*What you need to do:* Copy out all the lines in the records that include the word "Texture".

--- BEGIN Excerpted records ---

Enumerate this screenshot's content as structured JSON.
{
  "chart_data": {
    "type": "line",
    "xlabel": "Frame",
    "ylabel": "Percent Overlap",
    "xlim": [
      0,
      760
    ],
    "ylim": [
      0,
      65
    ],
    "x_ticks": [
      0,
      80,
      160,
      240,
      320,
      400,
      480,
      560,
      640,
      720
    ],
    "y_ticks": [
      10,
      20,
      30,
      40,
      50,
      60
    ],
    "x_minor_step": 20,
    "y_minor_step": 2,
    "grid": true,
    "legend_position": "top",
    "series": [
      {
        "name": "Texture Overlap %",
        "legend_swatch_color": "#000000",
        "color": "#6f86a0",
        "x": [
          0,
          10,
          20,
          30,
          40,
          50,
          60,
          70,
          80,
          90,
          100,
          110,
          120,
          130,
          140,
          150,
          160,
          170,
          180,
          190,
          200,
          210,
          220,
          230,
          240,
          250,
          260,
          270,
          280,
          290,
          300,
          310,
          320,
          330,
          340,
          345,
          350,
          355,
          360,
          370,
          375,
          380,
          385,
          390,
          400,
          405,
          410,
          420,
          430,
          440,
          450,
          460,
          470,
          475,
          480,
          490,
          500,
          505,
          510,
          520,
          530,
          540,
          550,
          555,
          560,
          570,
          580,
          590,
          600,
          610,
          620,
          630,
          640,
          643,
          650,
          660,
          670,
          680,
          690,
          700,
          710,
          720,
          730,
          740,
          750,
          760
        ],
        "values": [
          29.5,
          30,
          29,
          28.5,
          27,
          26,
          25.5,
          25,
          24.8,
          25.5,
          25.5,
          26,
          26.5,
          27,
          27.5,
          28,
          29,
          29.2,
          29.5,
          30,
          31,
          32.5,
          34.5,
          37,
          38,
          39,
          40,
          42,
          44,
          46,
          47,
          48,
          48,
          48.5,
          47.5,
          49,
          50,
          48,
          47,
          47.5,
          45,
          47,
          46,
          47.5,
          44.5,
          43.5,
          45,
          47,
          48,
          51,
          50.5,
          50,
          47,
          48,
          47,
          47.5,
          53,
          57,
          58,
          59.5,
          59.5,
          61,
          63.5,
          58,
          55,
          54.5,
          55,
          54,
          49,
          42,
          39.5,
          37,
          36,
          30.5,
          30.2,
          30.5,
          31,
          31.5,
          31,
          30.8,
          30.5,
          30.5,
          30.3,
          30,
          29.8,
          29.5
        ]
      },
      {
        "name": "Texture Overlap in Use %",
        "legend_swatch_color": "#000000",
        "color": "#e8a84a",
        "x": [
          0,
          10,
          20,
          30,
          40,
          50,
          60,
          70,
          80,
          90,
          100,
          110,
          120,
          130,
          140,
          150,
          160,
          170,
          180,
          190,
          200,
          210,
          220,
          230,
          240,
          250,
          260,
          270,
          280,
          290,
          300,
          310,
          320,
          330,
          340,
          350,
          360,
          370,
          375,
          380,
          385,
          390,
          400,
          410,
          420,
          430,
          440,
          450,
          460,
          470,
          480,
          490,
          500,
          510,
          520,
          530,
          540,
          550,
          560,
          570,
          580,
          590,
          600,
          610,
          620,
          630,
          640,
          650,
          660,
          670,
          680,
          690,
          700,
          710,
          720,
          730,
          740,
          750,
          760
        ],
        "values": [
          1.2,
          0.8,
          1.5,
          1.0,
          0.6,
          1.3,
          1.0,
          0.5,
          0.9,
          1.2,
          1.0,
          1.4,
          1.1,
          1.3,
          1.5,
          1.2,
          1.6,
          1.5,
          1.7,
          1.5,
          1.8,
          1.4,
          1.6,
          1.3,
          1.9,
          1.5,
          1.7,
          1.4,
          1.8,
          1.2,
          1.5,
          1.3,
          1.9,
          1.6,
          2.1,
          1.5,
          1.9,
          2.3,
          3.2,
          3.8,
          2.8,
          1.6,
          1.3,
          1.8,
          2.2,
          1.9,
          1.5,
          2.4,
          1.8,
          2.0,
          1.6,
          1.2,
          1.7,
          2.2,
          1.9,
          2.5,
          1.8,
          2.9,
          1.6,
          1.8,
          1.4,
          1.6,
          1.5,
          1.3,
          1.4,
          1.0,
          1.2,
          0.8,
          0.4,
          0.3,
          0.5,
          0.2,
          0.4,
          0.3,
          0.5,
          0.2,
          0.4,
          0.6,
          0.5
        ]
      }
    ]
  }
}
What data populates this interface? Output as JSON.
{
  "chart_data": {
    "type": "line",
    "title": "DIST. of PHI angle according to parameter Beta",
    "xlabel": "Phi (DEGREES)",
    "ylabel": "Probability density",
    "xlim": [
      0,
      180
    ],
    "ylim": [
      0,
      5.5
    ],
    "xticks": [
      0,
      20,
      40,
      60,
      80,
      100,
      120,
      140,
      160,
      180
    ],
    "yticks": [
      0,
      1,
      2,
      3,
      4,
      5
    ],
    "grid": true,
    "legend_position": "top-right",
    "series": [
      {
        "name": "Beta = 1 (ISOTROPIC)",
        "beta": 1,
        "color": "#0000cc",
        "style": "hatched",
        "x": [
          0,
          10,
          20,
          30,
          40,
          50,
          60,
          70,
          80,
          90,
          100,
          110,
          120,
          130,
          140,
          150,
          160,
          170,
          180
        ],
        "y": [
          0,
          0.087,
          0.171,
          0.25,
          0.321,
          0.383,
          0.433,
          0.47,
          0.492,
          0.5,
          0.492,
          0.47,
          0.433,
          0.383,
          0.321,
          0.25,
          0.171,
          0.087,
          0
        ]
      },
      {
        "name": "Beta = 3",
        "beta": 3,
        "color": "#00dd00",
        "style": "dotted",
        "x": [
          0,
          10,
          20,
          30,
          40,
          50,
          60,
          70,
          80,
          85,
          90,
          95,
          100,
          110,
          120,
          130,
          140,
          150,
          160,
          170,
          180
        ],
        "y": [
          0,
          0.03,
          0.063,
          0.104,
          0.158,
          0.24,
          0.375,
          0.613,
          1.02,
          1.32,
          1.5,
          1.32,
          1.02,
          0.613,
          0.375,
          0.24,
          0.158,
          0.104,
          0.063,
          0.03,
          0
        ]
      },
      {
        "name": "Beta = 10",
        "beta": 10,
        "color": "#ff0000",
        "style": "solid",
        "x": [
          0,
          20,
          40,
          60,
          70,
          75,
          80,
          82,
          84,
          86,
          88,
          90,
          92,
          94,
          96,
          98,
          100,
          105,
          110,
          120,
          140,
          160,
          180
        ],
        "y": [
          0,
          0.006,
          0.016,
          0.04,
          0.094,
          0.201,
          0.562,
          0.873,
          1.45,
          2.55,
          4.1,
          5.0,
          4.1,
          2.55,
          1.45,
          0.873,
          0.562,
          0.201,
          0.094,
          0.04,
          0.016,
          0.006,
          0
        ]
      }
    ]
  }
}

--- END Excerpted records ---

*Response to the task:*
        "name": "Texture Overlap %",
        "name": "Texture Overlap in Use %",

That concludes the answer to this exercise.